Data shown:
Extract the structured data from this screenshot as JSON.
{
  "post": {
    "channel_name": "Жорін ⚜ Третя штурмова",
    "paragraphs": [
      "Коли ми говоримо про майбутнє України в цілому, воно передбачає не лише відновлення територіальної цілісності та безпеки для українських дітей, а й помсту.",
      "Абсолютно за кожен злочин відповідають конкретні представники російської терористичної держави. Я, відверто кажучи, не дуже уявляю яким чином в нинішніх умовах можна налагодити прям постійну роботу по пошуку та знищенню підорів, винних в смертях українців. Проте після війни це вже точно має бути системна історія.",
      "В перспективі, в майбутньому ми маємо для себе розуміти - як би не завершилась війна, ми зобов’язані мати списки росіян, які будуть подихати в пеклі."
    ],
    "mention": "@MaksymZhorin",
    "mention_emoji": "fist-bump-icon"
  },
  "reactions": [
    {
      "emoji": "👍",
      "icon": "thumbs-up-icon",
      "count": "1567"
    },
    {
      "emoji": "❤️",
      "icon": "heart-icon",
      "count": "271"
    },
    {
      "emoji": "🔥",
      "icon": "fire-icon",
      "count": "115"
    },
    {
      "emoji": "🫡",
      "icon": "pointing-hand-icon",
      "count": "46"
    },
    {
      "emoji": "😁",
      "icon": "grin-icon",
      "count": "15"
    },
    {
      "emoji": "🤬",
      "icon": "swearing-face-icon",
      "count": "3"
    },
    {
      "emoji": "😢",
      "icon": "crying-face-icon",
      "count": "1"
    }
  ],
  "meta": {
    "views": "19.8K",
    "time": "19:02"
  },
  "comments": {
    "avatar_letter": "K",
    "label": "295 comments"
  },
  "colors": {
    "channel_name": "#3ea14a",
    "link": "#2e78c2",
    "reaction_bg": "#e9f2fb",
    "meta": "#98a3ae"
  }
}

Set task: Each line above must be printed exactly as it appears.

Problem solution:
Extract the structured data from this screenshot as JSON.
{
  "post": {
    "channel_name": "Жорін ⚜ Третя штурмова",
    "paragraphs": [
      "Коли ми говоримо про майбутнє України в цілому, воно передбачає не лише відновлення територіальної цілісності та безпеки для українських дітей, а й помсту.",
      "Абсолютно за кожен злочин відповідають конкретні представники російської терористичної держави. Я, відверто кажучи, не дуже уявляю яким чином в нинішніх умовах можна налагодити прям постійну роботу по пошуку та знищенню підорів, винних в смертях українців. Проте після війни це вже точно має бути системна історія.",
      "В перспективі, в майбутньому ми маємо для себе розуміти - як би не завершилась війна, ми зобов’язані мати списки росіян, які будуть подихати в пеклі."
    ],
    "mention": "@MaksymZhorin",
    "mention_emoji": "fist-bump-icon"
  },
  "reactions": [
    {
      "emoji": "👍",
      "icon": "thumbs-up-icon",
      "count": "1567"
    },
    {
      "emoji": "❤️",
      "icon": "heart-icon",
      "count": "271"
    },
    {
      "emoji": "🔥",
      "icon": "fire-icon",
      "count": "115"
    },
    {
      "emoji": "🫡",
      "icon": "pointing-hand-icon",
      "count": "46"
    },
    {
      "emoji": "😁",
      "icon": "grin-icon",
      "count": "15"
    },
    {
      "emoji": "🤬",
      "icon": "swearing-face-icon",
      "count": "3"
    },
    {
      "emoji": "😢",
      "icon": "crying-face-icon",
      "count": "1"
    }
  ],
  "meta": {
    "views": "19.8K",
    "time": "19:02"
  },
  "comments": {
    "avatar_letter": "K",
    "label": "295 comments"
  },
  "colors": {
    "channel_name": "#3ea14a",
    "link": "#2e78c2",
    "reaction_bg": "#e9f2fb",
    "meta": "#98a3ae"
  }
}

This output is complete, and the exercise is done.